_What is needed_.
Below are the records; locate each line with the word "Mass" and copy it.

_Task material_.
━━━━━━━━━━━━━━━━━━━━

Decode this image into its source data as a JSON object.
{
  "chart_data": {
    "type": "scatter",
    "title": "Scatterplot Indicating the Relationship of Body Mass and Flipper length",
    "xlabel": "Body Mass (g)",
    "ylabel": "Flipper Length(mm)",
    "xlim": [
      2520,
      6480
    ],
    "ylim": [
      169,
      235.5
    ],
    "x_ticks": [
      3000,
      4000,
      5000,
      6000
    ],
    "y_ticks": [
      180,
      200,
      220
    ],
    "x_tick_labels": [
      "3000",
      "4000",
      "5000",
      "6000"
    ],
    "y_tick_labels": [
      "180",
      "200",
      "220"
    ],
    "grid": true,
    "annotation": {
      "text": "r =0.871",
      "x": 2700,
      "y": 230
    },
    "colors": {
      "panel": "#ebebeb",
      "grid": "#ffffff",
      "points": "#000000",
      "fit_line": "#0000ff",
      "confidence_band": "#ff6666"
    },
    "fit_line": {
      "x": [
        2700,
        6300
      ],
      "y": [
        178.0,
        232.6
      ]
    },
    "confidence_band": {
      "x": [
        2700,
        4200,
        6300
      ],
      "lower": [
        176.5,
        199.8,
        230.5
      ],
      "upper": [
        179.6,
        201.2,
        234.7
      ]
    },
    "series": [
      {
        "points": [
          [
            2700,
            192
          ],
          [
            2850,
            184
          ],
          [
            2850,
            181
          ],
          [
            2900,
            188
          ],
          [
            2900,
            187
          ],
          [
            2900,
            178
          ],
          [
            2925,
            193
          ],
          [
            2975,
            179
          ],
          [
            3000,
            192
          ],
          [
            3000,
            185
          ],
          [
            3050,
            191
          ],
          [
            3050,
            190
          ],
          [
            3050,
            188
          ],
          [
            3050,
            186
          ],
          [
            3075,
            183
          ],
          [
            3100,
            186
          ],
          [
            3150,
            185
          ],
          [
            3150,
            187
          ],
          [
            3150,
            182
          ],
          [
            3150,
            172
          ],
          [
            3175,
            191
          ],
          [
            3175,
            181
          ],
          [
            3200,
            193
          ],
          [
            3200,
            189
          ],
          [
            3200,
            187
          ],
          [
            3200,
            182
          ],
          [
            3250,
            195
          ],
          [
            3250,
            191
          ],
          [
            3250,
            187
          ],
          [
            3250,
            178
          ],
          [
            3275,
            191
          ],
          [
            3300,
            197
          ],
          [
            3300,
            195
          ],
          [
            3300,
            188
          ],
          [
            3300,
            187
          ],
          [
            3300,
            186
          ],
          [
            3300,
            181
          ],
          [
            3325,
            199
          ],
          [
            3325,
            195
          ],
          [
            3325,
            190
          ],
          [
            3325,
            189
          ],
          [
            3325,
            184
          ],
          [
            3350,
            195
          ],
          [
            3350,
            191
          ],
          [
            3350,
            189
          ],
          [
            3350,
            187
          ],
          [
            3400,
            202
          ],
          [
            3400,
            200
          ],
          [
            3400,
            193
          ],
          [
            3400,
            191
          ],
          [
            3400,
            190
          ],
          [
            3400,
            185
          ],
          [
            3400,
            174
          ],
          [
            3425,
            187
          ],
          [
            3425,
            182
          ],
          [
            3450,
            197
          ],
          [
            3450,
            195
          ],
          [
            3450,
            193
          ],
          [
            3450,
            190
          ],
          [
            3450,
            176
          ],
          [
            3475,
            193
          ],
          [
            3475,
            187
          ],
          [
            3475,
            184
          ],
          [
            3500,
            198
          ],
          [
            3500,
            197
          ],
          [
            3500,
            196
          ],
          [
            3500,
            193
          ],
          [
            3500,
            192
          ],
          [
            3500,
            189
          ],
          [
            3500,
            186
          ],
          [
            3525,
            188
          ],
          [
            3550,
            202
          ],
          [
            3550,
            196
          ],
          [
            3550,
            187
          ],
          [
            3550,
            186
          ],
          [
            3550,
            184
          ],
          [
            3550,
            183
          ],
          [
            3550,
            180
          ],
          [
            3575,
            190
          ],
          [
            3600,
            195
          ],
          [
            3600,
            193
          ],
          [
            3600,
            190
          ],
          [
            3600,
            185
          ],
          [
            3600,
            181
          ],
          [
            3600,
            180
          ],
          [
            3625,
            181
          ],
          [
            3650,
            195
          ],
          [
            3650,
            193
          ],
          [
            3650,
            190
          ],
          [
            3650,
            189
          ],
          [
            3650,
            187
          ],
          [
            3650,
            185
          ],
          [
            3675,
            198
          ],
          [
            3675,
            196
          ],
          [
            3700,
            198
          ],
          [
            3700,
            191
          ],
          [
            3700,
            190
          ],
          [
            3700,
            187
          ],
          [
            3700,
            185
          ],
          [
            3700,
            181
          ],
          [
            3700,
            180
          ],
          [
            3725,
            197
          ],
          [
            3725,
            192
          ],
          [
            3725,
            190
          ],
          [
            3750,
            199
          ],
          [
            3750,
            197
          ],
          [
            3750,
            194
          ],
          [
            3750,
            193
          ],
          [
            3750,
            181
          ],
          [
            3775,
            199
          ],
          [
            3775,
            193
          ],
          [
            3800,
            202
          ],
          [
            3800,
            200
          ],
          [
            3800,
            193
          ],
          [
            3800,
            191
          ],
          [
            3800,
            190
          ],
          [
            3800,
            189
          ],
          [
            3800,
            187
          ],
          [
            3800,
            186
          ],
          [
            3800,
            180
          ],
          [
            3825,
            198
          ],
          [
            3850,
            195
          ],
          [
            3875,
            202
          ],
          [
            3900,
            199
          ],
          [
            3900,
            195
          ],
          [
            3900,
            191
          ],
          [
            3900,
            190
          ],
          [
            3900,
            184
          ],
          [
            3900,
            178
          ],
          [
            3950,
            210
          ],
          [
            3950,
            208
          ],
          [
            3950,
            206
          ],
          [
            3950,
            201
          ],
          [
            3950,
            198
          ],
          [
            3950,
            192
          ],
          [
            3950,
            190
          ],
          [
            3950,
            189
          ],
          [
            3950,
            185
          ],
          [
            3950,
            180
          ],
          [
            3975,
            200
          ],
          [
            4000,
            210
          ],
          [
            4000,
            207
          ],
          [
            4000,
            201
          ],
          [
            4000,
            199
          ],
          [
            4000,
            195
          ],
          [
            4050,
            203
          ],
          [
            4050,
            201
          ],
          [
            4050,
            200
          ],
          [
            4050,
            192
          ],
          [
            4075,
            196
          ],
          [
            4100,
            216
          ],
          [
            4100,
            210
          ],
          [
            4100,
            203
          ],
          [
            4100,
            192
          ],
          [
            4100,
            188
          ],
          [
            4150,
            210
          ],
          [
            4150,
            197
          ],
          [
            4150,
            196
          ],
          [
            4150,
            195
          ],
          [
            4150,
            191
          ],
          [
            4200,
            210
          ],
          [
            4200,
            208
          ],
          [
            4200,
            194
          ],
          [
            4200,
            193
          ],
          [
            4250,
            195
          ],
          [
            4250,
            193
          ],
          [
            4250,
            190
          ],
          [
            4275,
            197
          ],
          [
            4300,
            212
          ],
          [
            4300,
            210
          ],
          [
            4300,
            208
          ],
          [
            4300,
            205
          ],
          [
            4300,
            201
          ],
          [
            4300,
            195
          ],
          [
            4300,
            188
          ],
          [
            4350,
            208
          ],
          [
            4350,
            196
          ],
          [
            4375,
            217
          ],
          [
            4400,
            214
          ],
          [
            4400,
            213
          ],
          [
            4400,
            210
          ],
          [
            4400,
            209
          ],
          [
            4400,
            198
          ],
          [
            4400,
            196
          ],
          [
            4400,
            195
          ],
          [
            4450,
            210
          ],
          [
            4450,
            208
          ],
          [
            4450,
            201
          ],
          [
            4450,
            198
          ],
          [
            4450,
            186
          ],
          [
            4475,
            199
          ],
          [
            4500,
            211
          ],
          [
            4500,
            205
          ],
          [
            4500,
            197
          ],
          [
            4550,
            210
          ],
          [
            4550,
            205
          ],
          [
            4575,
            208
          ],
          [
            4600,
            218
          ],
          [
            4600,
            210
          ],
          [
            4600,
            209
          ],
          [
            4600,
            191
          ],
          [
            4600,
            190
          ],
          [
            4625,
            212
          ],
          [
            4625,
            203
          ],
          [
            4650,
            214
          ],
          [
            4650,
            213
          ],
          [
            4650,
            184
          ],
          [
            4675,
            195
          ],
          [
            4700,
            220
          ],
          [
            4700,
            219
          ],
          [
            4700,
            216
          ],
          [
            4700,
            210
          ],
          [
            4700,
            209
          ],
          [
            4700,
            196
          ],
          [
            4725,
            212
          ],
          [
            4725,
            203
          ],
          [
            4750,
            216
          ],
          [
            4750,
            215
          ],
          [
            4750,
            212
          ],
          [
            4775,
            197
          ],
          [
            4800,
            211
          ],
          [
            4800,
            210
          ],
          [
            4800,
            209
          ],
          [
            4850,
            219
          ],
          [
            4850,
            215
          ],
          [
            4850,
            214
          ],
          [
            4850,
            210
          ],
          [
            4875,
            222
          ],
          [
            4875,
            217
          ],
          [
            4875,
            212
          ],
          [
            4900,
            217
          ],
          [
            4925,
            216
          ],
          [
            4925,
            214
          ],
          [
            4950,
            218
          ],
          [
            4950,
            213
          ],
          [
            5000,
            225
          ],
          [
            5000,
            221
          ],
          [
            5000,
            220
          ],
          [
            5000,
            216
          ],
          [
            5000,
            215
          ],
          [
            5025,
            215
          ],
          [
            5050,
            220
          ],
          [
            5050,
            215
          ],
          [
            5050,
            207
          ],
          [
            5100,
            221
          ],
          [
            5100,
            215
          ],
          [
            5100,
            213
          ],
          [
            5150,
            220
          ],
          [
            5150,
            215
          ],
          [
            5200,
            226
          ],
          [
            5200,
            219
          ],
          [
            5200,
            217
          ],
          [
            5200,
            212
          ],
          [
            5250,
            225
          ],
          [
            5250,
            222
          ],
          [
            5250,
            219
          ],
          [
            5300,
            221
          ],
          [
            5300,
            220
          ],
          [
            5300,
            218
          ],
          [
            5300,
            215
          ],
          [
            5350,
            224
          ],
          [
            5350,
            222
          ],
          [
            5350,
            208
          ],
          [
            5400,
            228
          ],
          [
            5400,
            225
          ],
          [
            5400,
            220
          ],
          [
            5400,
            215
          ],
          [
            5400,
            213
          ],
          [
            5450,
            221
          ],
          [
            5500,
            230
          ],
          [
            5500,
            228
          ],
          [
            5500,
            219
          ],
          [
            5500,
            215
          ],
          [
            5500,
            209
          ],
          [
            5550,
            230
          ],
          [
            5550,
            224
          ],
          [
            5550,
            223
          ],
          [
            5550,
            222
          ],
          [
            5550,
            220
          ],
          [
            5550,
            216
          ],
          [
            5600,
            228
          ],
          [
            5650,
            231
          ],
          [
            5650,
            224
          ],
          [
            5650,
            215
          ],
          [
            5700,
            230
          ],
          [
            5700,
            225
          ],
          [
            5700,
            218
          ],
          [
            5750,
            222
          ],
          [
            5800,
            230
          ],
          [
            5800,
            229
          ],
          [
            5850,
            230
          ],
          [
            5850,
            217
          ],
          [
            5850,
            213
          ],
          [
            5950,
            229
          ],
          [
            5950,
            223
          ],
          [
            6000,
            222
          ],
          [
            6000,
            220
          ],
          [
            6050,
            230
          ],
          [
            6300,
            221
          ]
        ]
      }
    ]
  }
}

━━━━━━━━━━━━━━━━━━━━

_Solution for this exercise_.
    "title": "Scatterplot Indicating the Relationship of Body Mass and Flipper length",
    "xlabel": "Body Mass (g)",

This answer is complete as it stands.